- **Description of the task**: Lift out each line of the data that holds "JSON".

- **Material provided**:

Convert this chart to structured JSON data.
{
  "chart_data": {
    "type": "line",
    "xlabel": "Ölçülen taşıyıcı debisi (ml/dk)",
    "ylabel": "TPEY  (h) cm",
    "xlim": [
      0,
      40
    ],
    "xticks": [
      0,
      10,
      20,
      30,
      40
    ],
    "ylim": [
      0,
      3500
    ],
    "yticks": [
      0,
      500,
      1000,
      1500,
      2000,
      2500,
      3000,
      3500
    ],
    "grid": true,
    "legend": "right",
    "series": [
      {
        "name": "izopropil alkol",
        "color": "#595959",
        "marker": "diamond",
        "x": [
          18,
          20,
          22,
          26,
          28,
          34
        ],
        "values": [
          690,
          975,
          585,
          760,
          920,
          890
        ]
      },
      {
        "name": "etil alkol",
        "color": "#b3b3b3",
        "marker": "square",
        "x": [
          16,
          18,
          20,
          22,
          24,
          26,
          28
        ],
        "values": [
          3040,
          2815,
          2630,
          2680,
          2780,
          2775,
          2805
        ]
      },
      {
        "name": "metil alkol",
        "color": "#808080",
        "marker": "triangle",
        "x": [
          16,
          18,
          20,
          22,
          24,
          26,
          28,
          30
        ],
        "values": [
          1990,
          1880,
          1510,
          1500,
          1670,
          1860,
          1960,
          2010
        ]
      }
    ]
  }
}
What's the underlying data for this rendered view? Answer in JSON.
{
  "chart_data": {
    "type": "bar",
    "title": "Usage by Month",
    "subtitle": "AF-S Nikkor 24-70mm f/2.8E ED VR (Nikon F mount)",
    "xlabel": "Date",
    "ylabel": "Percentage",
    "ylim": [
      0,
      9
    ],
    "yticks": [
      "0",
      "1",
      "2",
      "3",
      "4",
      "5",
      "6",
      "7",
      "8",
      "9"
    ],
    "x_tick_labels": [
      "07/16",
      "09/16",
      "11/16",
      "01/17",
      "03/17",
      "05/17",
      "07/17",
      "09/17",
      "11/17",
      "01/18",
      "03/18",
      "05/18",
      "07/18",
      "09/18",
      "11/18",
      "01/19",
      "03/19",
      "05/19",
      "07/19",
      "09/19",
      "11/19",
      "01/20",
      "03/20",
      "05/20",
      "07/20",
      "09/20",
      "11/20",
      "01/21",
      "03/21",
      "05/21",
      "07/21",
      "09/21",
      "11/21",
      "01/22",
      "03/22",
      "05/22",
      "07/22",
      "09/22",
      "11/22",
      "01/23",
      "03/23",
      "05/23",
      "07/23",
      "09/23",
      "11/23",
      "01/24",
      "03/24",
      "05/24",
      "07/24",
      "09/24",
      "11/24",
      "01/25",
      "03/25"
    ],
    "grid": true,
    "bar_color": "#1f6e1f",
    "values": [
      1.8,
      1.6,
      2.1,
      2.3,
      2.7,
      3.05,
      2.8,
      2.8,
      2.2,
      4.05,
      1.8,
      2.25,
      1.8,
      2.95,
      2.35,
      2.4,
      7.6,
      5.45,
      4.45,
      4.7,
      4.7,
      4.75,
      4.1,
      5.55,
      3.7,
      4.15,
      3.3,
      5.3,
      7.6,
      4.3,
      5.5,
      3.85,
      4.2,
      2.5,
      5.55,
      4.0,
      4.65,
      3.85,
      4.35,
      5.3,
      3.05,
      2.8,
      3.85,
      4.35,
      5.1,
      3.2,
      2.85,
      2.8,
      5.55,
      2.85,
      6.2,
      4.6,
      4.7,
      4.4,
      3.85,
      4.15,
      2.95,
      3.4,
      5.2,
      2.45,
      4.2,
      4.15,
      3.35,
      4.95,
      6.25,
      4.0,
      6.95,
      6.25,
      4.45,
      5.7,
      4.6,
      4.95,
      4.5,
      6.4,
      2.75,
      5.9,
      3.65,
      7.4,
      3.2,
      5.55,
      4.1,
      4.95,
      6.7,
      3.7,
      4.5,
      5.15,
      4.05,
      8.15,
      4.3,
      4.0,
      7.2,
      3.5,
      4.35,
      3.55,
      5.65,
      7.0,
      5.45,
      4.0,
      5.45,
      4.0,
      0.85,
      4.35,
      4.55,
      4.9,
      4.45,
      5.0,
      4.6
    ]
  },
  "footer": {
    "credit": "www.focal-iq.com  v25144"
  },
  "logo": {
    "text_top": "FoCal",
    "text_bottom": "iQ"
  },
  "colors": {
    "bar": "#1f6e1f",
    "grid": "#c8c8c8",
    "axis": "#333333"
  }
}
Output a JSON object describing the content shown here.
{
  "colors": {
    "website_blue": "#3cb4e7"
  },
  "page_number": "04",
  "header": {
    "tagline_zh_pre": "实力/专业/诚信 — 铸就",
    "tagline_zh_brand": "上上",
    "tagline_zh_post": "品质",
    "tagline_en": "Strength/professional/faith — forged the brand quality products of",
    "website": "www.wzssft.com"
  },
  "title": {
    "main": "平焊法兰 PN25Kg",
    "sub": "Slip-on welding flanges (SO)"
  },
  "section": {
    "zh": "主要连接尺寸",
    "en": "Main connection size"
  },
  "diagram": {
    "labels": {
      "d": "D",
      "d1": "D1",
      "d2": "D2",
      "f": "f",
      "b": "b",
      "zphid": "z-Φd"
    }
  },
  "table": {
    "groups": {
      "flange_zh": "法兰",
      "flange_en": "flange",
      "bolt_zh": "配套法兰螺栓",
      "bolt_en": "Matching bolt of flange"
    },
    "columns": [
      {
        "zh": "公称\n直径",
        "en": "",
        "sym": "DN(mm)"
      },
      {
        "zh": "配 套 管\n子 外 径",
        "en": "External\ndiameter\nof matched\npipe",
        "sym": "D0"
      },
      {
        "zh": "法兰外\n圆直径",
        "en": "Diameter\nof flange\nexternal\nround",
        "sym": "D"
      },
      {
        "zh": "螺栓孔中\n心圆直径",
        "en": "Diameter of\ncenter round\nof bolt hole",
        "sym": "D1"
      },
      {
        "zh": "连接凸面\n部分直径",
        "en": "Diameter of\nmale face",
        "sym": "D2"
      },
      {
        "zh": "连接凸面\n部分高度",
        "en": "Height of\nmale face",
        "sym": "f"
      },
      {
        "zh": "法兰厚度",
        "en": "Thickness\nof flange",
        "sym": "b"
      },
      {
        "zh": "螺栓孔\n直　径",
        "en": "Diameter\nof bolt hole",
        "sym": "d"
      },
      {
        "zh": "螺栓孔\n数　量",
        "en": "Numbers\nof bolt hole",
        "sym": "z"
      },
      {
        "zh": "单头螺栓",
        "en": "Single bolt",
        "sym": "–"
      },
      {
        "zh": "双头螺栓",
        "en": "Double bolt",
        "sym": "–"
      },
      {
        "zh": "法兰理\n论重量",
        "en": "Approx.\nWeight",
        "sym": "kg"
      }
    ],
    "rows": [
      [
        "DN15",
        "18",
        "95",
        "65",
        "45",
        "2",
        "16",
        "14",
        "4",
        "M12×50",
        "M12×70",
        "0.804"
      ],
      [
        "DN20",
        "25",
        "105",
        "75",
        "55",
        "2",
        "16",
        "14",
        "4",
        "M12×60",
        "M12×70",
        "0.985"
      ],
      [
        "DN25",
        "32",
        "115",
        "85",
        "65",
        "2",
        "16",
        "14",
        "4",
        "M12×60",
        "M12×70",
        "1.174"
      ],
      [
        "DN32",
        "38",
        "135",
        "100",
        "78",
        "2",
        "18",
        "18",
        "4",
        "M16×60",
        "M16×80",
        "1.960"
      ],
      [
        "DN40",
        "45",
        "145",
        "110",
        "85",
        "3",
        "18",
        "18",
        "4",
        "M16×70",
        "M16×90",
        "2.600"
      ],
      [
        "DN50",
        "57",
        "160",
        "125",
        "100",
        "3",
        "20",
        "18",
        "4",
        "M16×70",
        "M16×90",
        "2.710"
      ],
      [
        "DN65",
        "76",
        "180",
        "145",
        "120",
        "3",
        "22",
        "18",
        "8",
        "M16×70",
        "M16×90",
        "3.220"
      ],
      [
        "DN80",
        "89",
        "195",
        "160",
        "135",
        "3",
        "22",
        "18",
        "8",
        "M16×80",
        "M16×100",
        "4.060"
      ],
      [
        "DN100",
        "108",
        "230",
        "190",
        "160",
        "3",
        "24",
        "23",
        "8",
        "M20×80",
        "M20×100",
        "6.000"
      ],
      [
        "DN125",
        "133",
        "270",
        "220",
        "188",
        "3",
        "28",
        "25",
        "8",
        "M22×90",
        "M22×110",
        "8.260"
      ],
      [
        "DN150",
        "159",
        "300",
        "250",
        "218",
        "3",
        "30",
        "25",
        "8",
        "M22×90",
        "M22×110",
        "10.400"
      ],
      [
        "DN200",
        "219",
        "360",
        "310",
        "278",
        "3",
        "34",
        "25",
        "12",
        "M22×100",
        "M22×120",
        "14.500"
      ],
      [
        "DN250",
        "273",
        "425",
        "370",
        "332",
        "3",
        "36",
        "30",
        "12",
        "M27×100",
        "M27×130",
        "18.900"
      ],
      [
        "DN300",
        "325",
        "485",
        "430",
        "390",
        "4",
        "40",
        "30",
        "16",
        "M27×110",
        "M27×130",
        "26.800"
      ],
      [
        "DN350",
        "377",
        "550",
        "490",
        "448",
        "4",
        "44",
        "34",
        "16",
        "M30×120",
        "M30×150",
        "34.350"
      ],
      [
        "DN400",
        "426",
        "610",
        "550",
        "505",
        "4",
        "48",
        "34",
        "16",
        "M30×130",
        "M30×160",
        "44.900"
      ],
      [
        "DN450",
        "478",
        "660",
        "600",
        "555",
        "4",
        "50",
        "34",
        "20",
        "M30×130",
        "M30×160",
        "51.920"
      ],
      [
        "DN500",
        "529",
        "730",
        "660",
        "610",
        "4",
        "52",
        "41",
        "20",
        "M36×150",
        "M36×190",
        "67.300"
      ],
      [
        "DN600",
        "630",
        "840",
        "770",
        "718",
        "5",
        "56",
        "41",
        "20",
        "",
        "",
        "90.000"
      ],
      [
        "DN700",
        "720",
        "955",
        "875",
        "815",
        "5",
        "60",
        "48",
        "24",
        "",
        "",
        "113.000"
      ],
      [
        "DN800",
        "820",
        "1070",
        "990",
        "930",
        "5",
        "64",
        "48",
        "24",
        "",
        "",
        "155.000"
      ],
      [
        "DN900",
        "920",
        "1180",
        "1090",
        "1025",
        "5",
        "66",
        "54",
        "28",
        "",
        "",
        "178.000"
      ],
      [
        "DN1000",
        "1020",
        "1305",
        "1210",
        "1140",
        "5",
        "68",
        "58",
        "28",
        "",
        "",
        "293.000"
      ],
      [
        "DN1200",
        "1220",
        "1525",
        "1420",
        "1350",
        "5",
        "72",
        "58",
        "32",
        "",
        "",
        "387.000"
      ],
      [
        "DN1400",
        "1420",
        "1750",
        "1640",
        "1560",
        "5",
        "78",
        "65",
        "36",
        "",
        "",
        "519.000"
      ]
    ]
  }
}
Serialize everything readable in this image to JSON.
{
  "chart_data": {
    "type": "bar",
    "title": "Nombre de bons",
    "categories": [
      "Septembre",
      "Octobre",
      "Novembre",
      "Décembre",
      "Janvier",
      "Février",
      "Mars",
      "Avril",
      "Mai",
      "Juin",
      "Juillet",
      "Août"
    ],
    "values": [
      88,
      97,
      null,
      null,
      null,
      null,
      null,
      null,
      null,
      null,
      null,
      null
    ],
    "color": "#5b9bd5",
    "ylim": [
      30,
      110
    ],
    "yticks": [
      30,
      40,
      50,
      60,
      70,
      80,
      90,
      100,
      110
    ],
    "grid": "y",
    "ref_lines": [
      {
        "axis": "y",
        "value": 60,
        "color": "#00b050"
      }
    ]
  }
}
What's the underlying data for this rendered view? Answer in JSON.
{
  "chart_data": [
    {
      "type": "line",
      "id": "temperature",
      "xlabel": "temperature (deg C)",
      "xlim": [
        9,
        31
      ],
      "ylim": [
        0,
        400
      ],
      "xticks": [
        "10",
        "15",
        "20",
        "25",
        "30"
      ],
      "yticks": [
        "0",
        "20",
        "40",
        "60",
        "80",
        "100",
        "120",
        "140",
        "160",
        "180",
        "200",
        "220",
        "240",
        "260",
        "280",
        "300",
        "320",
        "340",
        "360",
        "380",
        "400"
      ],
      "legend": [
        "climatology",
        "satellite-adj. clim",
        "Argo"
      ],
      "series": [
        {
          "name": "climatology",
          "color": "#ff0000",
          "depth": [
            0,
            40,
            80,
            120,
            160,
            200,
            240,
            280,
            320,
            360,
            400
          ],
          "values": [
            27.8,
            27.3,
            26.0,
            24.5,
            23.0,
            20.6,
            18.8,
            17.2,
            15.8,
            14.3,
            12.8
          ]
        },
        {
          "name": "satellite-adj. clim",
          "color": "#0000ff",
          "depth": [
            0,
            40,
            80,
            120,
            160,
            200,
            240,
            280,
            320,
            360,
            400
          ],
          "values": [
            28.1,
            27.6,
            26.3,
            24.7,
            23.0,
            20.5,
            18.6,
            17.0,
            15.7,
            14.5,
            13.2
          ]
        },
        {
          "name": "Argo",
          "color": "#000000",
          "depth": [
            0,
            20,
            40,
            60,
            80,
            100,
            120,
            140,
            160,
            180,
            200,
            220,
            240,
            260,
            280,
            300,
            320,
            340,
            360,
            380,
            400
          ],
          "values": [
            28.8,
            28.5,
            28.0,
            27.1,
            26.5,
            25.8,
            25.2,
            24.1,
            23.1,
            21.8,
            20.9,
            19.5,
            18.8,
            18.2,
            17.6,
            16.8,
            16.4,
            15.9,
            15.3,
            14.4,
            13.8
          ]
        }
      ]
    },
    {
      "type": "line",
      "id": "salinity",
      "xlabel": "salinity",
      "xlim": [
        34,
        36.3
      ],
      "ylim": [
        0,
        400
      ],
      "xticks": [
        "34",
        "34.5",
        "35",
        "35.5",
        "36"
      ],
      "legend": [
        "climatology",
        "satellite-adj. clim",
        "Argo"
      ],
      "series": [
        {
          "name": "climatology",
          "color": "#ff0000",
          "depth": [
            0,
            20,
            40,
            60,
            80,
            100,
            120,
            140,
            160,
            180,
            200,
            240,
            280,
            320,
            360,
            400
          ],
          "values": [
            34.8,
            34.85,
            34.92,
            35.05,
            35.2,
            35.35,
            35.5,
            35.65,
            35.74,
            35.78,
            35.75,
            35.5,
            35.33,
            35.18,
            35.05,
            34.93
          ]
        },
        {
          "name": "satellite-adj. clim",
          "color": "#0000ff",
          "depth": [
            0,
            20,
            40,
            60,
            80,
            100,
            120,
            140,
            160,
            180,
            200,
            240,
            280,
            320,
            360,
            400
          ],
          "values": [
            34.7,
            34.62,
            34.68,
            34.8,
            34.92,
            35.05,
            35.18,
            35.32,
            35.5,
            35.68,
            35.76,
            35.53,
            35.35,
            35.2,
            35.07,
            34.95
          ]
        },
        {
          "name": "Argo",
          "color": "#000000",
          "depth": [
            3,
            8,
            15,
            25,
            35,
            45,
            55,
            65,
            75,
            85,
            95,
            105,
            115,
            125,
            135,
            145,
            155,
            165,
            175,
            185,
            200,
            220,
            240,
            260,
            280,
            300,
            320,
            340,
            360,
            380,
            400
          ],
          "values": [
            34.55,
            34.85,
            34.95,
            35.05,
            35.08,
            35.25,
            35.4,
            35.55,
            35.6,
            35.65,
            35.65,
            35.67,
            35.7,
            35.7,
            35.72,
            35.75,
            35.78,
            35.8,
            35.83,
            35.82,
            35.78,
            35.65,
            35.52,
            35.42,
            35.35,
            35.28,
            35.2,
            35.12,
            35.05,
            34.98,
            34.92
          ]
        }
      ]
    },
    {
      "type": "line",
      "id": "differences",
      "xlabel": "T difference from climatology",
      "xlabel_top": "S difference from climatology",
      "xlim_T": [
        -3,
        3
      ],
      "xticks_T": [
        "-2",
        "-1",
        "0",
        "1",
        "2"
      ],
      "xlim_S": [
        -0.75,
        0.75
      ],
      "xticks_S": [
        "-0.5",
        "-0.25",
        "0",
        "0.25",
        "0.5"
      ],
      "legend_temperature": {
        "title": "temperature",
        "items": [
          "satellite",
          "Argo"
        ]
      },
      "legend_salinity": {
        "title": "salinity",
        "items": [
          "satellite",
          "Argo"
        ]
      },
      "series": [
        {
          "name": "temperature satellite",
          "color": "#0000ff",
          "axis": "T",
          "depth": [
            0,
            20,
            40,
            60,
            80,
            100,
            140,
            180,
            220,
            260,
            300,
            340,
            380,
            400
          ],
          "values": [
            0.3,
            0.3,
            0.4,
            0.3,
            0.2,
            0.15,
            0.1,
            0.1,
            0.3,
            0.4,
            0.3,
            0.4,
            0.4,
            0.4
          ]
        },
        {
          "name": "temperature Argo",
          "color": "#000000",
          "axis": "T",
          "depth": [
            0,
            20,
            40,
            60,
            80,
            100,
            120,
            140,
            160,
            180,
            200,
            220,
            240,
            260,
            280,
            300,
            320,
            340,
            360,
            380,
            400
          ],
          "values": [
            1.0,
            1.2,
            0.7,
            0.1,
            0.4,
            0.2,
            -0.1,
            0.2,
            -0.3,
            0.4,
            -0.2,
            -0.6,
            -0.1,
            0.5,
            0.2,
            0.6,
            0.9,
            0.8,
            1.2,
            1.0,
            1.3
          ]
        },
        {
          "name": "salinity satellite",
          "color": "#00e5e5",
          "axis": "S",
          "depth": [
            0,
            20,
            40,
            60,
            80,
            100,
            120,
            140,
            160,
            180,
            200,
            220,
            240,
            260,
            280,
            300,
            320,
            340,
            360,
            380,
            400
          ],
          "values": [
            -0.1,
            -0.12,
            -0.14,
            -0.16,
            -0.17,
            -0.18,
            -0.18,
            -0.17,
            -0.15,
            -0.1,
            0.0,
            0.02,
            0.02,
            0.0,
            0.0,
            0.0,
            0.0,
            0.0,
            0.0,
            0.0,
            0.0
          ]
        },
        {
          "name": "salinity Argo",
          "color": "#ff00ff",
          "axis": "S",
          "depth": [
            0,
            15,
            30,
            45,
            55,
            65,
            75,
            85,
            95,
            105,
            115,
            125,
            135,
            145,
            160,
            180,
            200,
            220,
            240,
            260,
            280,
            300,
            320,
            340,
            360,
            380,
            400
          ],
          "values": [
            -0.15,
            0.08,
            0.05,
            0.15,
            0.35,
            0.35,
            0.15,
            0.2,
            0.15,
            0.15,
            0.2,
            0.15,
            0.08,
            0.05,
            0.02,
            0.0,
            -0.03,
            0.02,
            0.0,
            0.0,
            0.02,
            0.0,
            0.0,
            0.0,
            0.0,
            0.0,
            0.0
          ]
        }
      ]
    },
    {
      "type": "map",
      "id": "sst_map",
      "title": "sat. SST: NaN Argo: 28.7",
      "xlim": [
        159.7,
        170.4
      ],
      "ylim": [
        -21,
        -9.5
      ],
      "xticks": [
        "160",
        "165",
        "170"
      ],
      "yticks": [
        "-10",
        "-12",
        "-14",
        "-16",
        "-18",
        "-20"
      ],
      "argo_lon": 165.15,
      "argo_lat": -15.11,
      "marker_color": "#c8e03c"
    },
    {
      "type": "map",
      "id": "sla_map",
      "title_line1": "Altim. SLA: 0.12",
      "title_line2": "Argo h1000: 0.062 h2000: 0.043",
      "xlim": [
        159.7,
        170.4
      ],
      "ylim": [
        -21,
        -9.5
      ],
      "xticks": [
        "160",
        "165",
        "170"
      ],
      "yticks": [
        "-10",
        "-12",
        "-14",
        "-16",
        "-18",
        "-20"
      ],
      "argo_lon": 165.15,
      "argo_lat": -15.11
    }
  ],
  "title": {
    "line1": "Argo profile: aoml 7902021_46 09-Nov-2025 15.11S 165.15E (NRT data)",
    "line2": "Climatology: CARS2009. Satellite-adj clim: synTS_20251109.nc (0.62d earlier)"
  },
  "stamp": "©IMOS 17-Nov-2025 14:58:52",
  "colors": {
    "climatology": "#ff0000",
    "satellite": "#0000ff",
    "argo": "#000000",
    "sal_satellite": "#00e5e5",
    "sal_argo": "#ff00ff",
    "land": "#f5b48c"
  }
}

- **Correct output**:
Convert this chart to structured JSON data.
What's the underlying data for this rendered view? Answer in JSON.
Output a JSON object describing the content shown here.
Serialize everything readable in this image to JSON.
What's the underlying data for this rendered view? Answer in JSON.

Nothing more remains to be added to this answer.